▶ _Figure record listings_:
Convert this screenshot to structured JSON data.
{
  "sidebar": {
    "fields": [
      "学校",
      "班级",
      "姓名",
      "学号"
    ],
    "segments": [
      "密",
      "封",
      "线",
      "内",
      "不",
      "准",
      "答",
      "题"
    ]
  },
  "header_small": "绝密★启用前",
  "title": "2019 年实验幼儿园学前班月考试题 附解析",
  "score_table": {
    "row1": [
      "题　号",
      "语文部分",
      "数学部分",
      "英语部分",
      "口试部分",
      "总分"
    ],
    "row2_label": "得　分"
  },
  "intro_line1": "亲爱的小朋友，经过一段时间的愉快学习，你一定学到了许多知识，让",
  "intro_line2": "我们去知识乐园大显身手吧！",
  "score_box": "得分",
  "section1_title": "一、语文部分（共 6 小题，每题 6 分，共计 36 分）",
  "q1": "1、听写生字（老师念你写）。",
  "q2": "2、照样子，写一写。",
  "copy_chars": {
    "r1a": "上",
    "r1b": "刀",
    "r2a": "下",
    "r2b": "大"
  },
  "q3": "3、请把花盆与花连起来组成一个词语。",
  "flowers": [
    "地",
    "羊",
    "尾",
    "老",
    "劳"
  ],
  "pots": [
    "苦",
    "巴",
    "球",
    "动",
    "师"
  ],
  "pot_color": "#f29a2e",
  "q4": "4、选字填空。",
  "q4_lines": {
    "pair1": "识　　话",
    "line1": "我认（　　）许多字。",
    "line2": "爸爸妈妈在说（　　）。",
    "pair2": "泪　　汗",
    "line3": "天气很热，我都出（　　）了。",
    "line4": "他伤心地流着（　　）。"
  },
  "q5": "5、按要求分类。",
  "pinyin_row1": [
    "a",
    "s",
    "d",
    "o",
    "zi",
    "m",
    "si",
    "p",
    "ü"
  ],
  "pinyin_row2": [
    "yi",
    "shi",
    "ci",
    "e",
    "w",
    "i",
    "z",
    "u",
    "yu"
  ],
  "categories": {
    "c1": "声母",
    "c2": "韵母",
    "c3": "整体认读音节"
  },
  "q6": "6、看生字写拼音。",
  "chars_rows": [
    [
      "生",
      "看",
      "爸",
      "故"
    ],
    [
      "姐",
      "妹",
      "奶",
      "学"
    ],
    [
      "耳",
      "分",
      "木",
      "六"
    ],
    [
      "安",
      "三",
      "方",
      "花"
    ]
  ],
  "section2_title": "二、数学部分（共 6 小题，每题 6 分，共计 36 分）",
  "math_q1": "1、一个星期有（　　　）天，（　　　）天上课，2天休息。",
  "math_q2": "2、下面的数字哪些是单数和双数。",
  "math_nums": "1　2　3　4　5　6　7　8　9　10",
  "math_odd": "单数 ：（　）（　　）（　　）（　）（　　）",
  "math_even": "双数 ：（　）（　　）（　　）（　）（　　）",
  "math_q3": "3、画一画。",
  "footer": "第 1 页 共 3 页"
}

▶ _THE TASK_:
Each line in the material above must be retyped without alteration.

▶ _SOLUTION FOR THIS EXERCISE_:
Convert this screenshot to structured JSON data.
{
  "sidebar": {
    "fields": [
      "学校",
      "班级",
      "姓名",
      "学号"
    ],
    "segments": [
      "密",
      "封",
      "线",
      "内",
      "不",
      "准",
      "答",
      "题"
    ]
  },
  "header_small": "绝密★启用前",
  "title": "2019 年实验幼儿园学前班月考试题 附解析",
  "score_table": {
    "row1": [
      "题　号",
      "语文部分",
      "数学部分",
      "英语部分",
      "口试部分",
      "总分"
    ],
    "row2_label": "得　分"
  },
  "intro_line1": "亲爱的小朋友，经过一段时间的愉快学习，你一定学到了许多知识，让",
  "intro_line2": "我们去知识乐园大显身手吧！",
  "score_box": "得分",
  "section1_title": "一、语文部分（共 6 小题，每题 6 分，共计 36 分）",
  "q1": "1、听写生字（老师念你写）。",
  "q2": "2、照样子，写一写。",
  "copy_chars": {
    "r1a": "上",
    "r1b": "刀",
    "r2a": "下",
    "r2b": "大"
  },
  "q3": "3、请把花盆与花连起来组成一个词语。",
  "flowers": [
    "地",
    "羊",
    "尾",
    "老",
    "劳"
  ],
  "pots": [
    "苦",
    "巴",
    "球",
    "动",
    "师"
  ],
  "pot_color": "#f29a2e",
  "q4": "4、选字填空。",
  "q4_lines": {
    "pair1": "识　　话",
    "line1": "我认（　　）许多字。",
    "line2": "爸爸妈妈在说（　　）。",
    "pair2": "泪　　汗",
    "line3": "天气很热，我都出（　　）了。",
    "line4": "他伤心地流着（　　）。"
  },
  "q5": "5、按要求分类。",
  "pinyin_row1": [
    "a",
    "s",
    "d",
    "o",
    "zi",
    "m",
    "si",
    "p",
    "ü"
  ],
  "pinyin_row2": [
    "yi",
    "shi",
    "ci",
    "e",
    "w",
    "i",
    "z",
    "u",
    "yu"
  ],
  "categories": {
    "c1": "声母",
    "c2": "韵母",
    "c3": "整体认读音节"
  },
  "q6": "6、看生字写拼音。",
  "chars_rows": [
    [
      "生",
      "看",
      "爸",
      "故"
    ],
    [
      "姐",
      "妹",
      "奶",
      "学"
    ],
    [
      "耳",
      "分",
      "木",
      "六"
    ],
    [
      "安",
      "三",
      "方",
      "花"
    ]
  ],
  "section2_title": "二、数学部分（共 6 小题，每题 6 分，共计 36 分）",
  "math_q1": "1、一个星期有（　　　）天，（　　　）天上课，2天休息。",
  "math_q2": "2、下面的数字哪些是单数和双数。",
  "math_nums": "1　2　3　4　5　6　7　8　9　10",
  "math_odd": "单数 ：（　）（　　）（　　）（　）（　　）",
  "math_even": "双数 ：（　）（　　）（　　）（　）（　　）",
  "math_q3": "3、画一画。",
  "footer": "第 1 页 共 3 页"
}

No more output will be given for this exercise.